◆ **Required work**
Swap "warning-heading" for "caution-heading" in the rows from the start through the line containing "- term-definition: De", inclusive, and reproduce those lines with nothing else changed.

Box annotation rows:
***

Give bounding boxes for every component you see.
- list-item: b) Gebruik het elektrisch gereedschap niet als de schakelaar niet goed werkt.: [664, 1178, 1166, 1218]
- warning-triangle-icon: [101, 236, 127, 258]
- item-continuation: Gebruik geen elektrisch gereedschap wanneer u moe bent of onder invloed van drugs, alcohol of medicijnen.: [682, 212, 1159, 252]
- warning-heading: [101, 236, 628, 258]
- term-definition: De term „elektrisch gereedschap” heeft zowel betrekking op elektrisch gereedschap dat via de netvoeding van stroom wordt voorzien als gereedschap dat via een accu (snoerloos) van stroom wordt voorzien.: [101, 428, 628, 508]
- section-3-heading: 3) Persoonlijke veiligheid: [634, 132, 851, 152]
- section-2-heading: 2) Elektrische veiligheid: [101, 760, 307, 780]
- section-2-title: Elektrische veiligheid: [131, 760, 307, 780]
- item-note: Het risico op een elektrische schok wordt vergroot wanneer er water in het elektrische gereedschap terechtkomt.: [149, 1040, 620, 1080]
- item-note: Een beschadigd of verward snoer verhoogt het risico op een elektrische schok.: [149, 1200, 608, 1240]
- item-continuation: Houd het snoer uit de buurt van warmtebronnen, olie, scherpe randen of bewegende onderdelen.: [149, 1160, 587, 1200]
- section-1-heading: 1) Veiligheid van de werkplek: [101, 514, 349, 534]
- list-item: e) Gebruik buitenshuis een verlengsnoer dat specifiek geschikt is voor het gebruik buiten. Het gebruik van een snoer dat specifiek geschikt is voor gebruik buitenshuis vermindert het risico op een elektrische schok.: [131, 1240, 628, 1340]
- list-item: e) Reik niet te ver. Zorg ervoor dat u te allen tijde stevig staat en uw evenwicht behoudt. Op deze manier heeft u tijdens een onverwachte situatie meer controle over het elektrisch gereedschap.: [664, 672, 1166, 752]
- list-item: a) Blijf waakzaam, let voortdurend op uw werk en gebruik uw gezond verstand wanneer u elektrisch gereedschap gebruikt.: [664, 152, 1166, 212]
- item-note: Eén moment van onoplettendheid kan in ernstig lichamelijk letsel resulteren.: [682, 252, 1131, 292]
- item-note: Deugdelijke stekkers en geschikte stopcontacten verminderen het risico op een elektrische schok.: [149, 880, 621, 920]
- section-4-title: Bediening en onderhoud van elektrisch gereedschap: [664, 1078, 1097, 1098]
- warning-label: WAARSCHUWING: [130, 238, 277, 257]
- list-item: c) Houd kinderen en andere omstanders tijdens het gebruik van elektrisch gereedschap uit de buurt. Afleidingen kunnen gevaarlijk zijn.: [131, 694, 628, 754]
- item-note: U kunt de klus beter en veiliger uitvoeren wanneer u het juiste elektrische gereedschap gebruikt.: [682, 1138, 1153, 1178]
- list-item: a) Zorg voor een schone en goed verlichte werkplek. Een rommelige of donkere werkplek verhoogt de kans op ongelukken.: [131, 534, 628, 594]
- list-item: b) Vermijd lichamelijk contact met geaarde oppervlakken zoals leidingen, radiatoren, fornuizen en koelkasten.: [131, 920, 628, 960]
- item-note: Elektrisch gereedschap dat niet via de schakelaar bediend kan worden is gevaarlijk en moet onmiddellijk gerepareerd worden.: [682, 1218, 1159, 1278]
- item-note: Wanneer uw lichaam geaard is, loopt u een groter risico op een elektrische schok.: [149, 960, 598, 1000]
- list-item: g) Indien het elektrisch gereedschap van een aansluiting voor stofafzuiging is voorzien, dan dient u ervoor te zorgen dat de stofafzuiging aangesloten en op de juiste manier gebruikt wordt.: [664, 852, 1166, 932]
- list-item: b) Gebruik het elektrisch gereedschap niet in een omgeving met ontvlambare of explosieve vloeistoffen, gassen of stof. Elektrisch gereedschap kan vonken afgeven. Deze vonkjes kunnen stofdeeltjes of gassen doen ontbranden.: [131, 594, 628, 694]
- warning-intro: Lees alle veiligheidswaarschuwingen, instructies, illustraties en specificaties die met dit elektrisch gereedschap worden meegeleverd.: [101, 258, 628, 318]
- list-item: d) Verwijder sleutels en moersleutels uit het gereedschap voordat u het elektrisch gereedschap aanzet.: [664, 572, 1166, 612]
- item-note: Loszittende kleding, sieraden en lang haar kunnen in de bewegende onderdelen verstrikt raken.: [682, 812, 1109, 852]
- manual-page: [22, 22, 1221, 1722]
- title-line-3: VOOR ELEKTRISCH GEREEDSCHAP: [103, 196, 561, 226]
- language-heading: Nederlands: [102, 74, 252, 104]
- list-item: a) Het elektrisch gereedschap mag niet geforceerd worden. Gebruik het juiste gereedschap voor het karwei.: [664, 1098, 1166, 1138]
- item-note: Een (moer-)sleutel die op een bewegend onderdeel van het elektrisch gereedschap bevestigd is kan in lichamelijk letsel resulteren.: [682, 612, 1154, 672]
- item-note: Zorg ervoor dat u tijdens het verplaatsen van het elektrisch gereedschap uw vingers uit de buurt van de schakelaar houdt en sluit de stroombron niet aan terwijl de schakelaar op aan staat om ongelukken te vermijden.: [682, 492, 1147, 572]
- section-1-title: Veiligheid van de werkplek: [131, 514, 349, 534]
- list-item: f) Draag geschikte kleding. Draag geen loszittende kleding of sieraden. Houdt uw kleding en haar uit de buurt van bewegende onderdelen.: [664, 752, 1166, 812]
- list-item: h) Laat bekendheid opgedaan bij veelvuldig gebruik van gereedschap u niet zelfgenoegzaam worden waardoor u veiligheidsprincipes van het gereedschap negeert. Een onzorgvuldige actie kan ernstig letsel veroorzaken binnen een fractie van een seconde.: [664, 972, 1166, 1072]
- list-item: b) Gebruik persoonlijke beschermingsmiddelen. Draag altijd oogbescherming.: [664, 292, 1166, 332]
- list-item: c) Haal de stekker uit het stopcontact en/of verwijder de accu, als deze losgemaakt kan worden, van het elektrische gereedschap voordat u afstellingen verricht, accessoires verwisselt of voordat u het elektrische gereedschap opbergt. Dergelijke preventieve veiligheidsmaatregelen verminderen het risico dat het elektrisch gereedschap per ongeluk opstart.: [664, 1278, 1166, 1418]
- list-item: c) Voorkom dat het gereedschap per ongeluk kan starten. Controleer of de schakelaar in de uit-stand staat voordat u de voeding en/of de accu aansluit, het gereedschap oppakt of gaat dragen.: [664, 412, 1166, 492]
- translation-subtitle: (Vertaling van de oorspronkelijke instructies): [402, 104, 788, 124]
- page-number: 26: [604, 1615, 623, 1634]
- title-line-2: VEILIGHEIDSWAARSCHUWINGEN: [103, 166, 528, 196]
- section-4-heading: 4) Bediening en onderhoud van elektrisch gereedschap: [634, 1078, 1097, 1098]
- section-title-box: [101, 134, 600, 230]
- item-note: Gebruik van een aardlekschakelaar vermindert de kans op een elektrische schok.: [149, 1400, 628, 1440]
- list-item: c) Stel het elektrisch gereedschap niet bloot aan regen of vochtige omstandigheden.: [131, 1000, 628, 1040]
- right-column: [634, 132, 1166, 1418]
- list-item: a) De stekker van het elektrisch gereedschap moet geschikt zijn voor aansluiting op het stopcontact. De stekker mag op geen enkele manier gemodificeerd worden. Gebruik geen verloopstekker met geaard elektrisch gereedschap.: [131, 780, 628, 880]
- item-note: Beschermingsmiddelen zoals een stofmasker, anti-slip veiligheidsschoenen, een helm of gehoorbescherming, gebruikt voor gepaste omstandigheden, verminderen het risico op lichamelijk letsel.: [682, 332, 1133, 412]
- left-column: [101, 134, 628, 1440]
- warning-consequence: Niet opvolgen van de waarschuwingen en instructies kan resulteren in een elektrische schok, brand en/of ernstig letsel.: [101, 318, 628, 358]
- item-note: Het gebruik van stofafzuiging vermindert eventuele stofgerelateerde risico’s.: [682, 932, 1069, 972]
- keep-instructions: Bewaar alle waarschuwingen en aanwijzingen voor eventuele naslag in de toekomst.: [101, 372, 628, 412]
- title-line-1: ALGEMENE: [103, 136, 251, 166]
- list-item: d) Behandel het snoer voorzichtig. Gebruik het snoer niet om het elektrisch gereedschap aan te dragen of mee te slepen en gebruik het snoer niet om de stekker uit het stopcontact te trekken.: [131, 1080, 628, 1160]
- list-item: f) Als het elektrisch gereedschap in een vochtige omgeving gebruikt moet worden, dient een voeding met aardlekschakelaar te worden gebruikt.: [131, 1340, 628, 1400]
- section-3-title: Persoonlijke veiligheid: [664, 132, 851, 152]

***

◆ **Answer to the exercise**
Give bounding boxes for every component you see.
- list-item: b) Gebruik het elektrisch gereedschap niet als de schakelaar niet goed werkt.: [664, 1178, 1166, 1218]
- warning-triangle-icon: [101, 236, 127, 258]
- item-continuation: Gebruik geen elektrisch gereedschap wanneer u moe bent of onder invloed van drugs, alcohol of medicijnen.: [682, 212, 1159, 252]
- caution-heading: [101, 236, 628, 258]
- term-definition: De term „elektrisch gereedschap” heeft zowel betrekking op elektrisch gereedschap dat via de netvoeding van stroom wordt voorzien als gereedschap dat via een accu (snoerloos) van stroom wordt voorzien.: [101, 428, 628, 508]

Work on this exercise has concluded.